WHAT TO PRODUCE. Can you transcribe every line exactly and leave the pictures behind?
* BEGIN DATA EXTRACT *
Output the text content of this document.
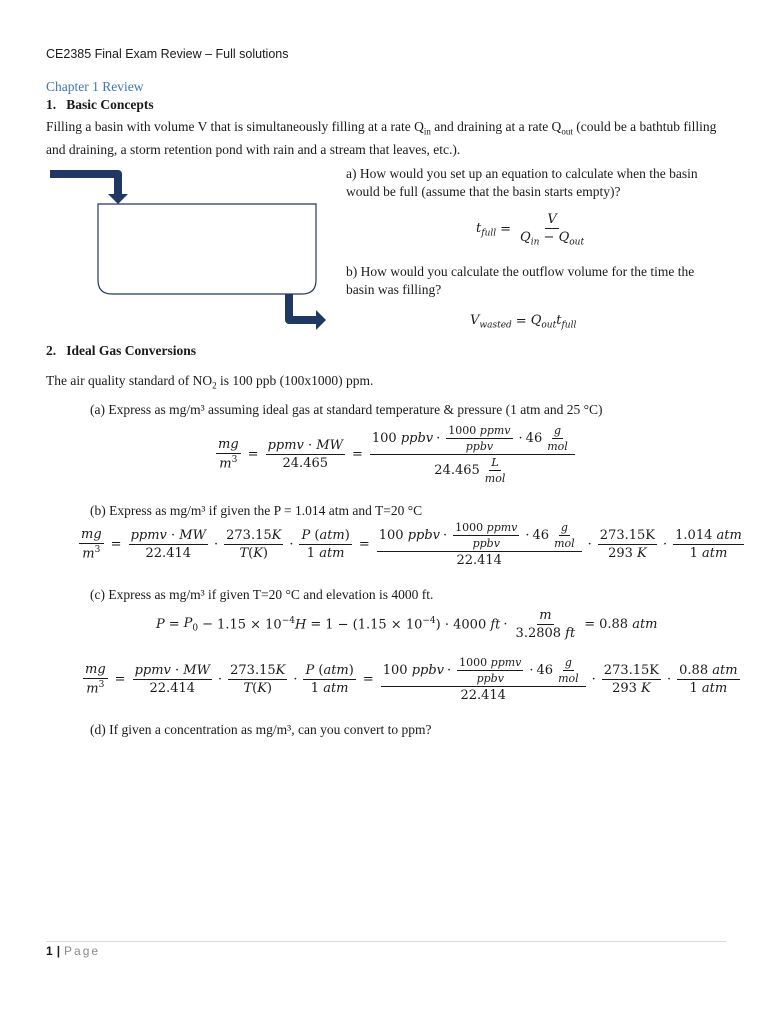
CE2385 Final Exam Review – Full solutions
Chapter 1 Review
1. Basic Concepts
Filling a basin with volume V that is simultaneously filling at a rate $Q_{in}$ and draining at a rate $Q_{out}$ (could be a bathtub filling and draining, a storm retention pond with rain and a stream that leaves, etc.).
a) How would you set up an equation to calculate when the basin would be full (assume that the basin starts empty)?
$t_{full} = \frac{V}{Q_{in} - Q_{out}}$
b) How would you calculate the outflow volume for the time the basin was filling?
$V_{wasted} = Q_{out}t_{full}$
2. Ideal Gas Conversions
The air quality standard of $NO_2$ is 100 ppb (100x1000) ppm.
(a) Express as mg/m³ assuming ideal gas at standard temperature & pressure (1 atm and 25 °C)
$\frac{mg}{m^3} = \frac{\text{ppmv · MW}}{24.465} = \frac{100 ppbv \cdot \frac{\text{1000 ppmv}}{\text{ppbv}} \cdot 46 \frac{g}{\text{mol}}}{24.465 \frac{L}{\text{mol}}}$
(b) Express as mg/m³ if given the P = 1.014 atm and T=20 °C
$\frac{mg}{m^3} = \frac{\text{ppmv · MW}}{22.414} \cdot \frac{273.15K}{T(K)} \cdot \frac{\text{P (atm)}}{\text{1 atm}} = \frac{100 ppbv \cdot \frac{\text{1000 ppmv}}{\text{ppbv}} \cdot 46 \frac{g}{\text{mol}}}{22.414} \cdot \frac{273.15K}{293 K} \cdot \frac{\text{1.014 atm}}{\text{1 atm}}$
(c) Express as mg/m³ if given T=20 °C and elevation is 4000 ft.
$P = P_0 - 1.15 \times 10^{-4}H = 1 - (1.15 \times 10^{-4}) \cdot 4000$ ft · $\frac{m}{3.2808 ft} = 0.88$ atm
$\frac{mg}{m^3} = \frac{\text{ppmv · MW}}{22.414} \cdot \frac{273.15K}{T(K)} \cdot \frac{\text{P (atm)}}{\text{1 atm}} = \frac{100 ppbv \cdot \frac{\text{1000 ppmv}}{\text{ppbv}} \cdot 46 \frac{g}{\text{mol}}}{22.414} \cdot \frac{273.15K}{293 K} \cdot \frac{\text{0.88 atm}}{\text{1 atm}}$
(d) If given a concentration as mg/m³, can you convert to ppm?
1 | Page
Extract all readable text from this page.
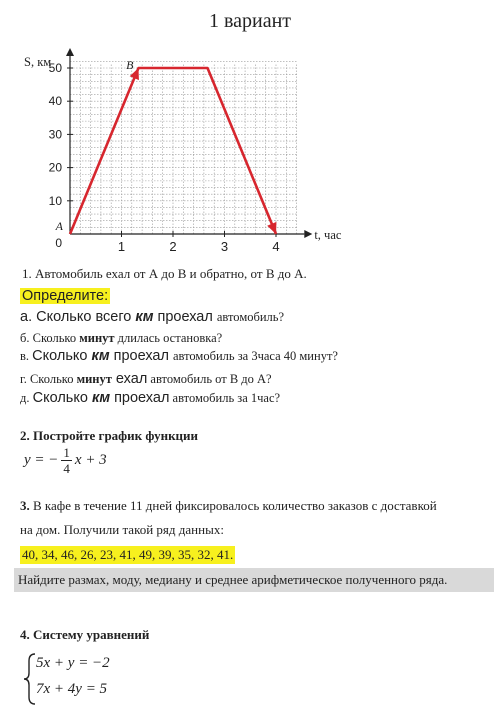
1 вариант
1	2	3	4
10
20
30
40
50
0
A
B
S, км
t, час
1. Автомобиль ехал от А до В и обратно, от В до А.
Определите:
а. Сколько всего км проехал автомобиль?
б. Сколько минут длилась остановка?
в. Сколько км проехал автомобиль за 3часа 40 минут?
г. Сколько минут ехал автомобиль от В до А?
д. Сколько км проехал автомобиль за 1час?
2. Постройте график функции
y = − $\frac{1}{4}$ x + 3
3. В кафе в течение 11 дней фиксировалось количество заказов с доставкой
на дом. Получили такой ряд данных:
40, 34, 46, 26, 23, 41, 49, 39, 35, 32, 41.
Найдите размах, моду, медиану и среднее арифметическое полученного ряда.
4. Систему уравнений
5x + y = −2
7x + 4y = 5
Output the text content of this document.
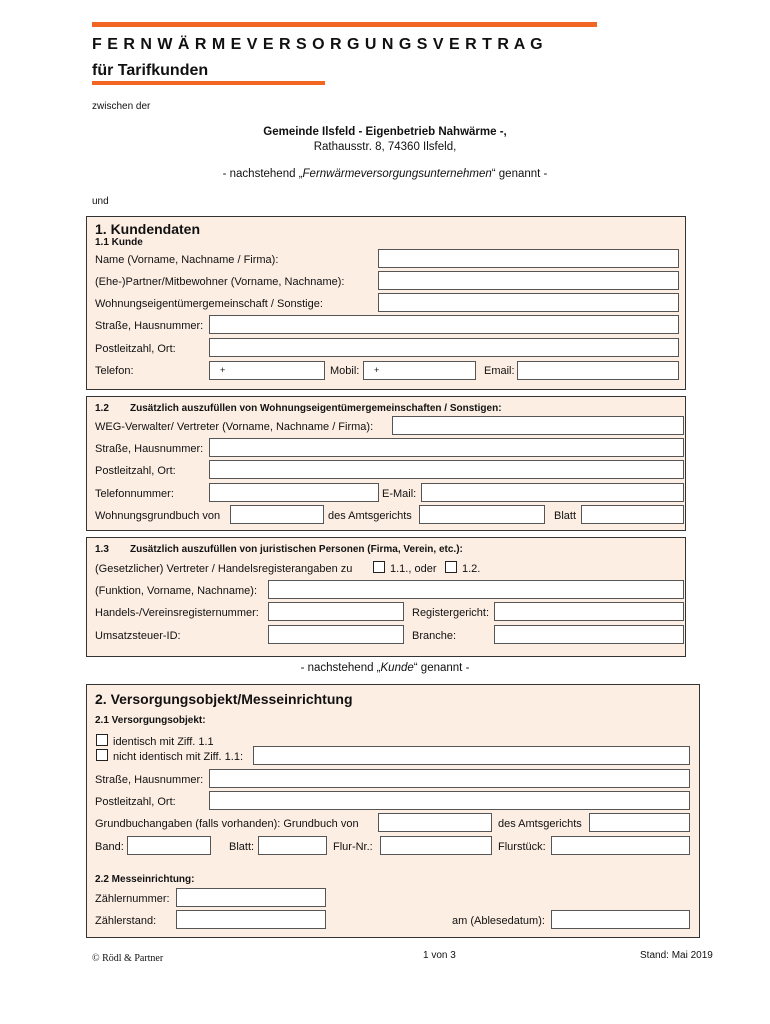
F E R N W Ä R M E V E R S O R G U N G S V E R T R A G
für Tarifkunden
zwischen der
Gemeinde Ilsfeld - Eigenbetrieb Nahwärme -,
Rathausstr. 8, 74360 Ilsfeld,
- nachstehend „Fernwärmeversorgungsunternehmen“ genannt -
und
1. Kundendaten
1.1 Kunde
Name (Vorname, Nachname / Firma):
(Ehe-)Partner/Mitbewohner (Vorname, Nachname):
Wohnungseigentümergemeinschaft / Sonstige:
Straße, Hausnummer:
Postleitzahl, Ort:
Telefon:	+	Mobil:	+	Email:
1.2 Zusätzlich auszufüllen von Wohnungseigentümergemeinschaften / Sonstigen:
WEG-Verwalter/ Vertreter (Vorname, Nachname / Firma):
Straße, Hausnummer:
Postleitzahl, Ort:
Telefonnummer:	E-Mail:
Wohnungsgrundbuch von	des Amtsgerichts	Blatt
1.3 Zusätzlich auszufüllen von juristischen Personen (Firma, Verein, etc.):
(Gesetzlicher) Vertreter / Handelsregisterangaben zu	1.1., oder 1.2.
(Funktion, Vorname, Nachname):
Handels-/Vereinsregisternummer:	Registergericht:
Umsatzsteuer-ID:	Branche:
- nachstehend „Kunde“ genannt -
2. Versorgungsobjekt/Messeinrichtung
2.1 Versorgungsobjekt:
identisch mit Ziff. 1.1
nicht identisch mit Ziff. 1.1:
Straße, Hausnummer:
Postleitzahl, Ort:
Grundbuchangaben (falls vorhanden): Grundbuch von	des Amtsgerichts
Band:	Blatt:	Flur-Nr.:	Flurstück:
2.2 Messeinrichtung:
Zählernummer:
Zählerstand:	am (Ablesedatum):
© Rödl & Partner	1 von 3	Stand: Mai 2019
* END DATA EXTRACT *
ANSWER TO THE PROBLEM.
Output the text content of this document.
CE2385 Final Exam Review – Full solutions
Chapter 1 Review
1. Basic Concepts
Filling a basin with volume V that is simultaneously filling at a rate $Q_{in}$ and draining at a rate $Q_{out}$ (could be a bathtub filling and draining, a storm retention pond with rain and a stream that leaves, etc.).
a) How would you set up an equation to calculate when the basin would be full (assume that the basin starts empty)?
$t_{full} = \frac{V}{Q_{in} - Q_{out}}$
b) How would you calculate the outflow volume for the time the basin was filling?
$V_{wasted} = Q_{out}t_{full}$
2. Ideal Gas Conversions
The air quality standard of $NO_2$ is 100 ppb (100x1000) ppm.
(a) Express as mg/m³ assuming ideal gas at standard temperature & pressure (1 atm and 25 °C)
$\frac{mg}{m^3} = \frac{\text{ppmv · MW}}{24.465} = \frac{100 ppbv \cdot \frac{\text{1000 ppmv}}{\text{ppbv}} \cdot 46 \frac{g}{\text{mol}}}{24.465 \frac{L}{\text{mol}}}$
(b) Express as mg/m³ if given the P = 1.014 atm and T=20 °C
$\frac{mg}{m^3} = \frac{\text{ppmv · MW}}{22.414} \cdot \frac{273.15K}{T(K)} \cdot \frac{\text{P (atm)}}{\text{1 atm}} = \frac{100 ppbv \cdot \frac{\text{1000 ppmv}}{\text{ppbv}} \cdot 46 \frac{g}{\text{mol}}}{22.414} \cdot \frac{273.15K}{293 K} \cdot \frac{\text{1.014 atm}}{\text{1 atm}}$
(c) Express as mg/m³ if given T=20 °C and elevation is 4000 ft.
$P = P_0 - 1.15 \times 10^{-4}H = 1 - (1.15 \times 10^{-4}) \cdot 4000$ ft · $\frac{m}{3.2808 ft} = 0.88$ atm
$\frac{mg}{m^3} = \frac{\text{ppmv · MW}}{22.414} \cdot \frac{273.15K}{T(K)} \cdot \frac{\text{P (atm)}}{\text{1 atm}} = \frac{100 ppbv \cdot \frac{\text{1000 ppmv}}{\text{ppbv}} \cdot 46 \frac{g}{\text{mol}}}{22.414} \cdot \frac{273.15K}{293 K} \cdot \frac{\text{0.88 atm}}{\text{1 atm}}$
(d) If given a concentration as mg/m³, can you convert to ppm?
1 | Page
Extract all readable text from this page.
1 вариант
1	2	3	4
10
20
30
40
50
0
A
B
S, км
t, час
1. Автомобиль ехал от А до В и обратно, от В до А.
Определите:
а. Сколько всего км проехал автомобиль?
б. Сколько минут длилась остановка?
в. Сколько км проехал автомобиль за 3часа 40 минут?
г. Сколько минут ехал автомобиль от В до А?
д. Сколько км проехал автомобиль за 1час?
2. Постройте график функции
y = − $\frac{1}{4}$ x + 3
3. В кафе в течение 11 дней фиксировалось количество заказов с доставкой
на дом. Получили такой ряд данных:
40, 34, 46, 26, 23, 41, 49, 39, 35, 32, 41.
Найдите размах, моду, медиану и среднее арифметическое полученного ряда.
4. Систему уравнений
5x + y = −2
7x + 4y = 5
Output the text content of this document.
F E R N W Ä R M E V E R S O R G U N G S V E R T R A G
für Tarifkunden
zwischen der
Gemeinde Ilsfeld - Eigenbetrieb Nahwärme -,
Rathausstr. 8, 74360 Ilsfeld,
- nachstehend „Fernwärmeversorgungsunternehmen“ genannt -
und
1. Kundendaten
1.1 Kunde
Name (Vorname, Nachname / Firma):
(Ehe-)Partner/Mitbewohner (Vorname, Nachname):
Wohnungseigentümergemeinschaft / Sonstige:
Straße, Hausnummer:
Postleitzahl, Ort:
Telefon:	+	Mobil:	+	Email:
1.2 Zusätzlich auszufüllen von Wohnungseigentümergemeinschaften / Sonstigen:
WEG-Verwalter/ Vertreter (Vorname, Nachname / Firma):
Straße, Hausnummer:
Postleitzahl, Ort:
Telefonnummer:	E-Mail:
Wohnungsgrundbuch von	des Amtsgerichts	Blatt
1.3 Zusätzlich auszufüllen von juristischen Personen (Firma, Verein, etc.):
(Gesetzlicher) Vertreter / Handelsregisterangaben zu	1.1., oder 1.2.
(Funktion, Vorname, Nachname):
Handels-/Vereinsregisternummer:	Registergericht:
Umsatzsteuer-ID:	Branche:
- nachstehend „Kunde“ genannt -
2. Versorgungsobjekt/Messeinrichtung
2.1 Versorgungsobjekt:
identisch mit Ziff. 1.1
nicht identisch mit Ziff. 1.1:
Straße, Hausnummer:
Postleitzahl, Ort:
Grundbuchangaben (falls vorhanden): Grundbuch von	des Amtsgerichts
Band:	Blatt:	Flur-Nr.:	Flurstück:
2.2 Messeinrichtung:
Zählernummer:
Zählerstand:	am (Ablesedatum):
© Rödl & Partner	1 von 3	Stand: Mai 2019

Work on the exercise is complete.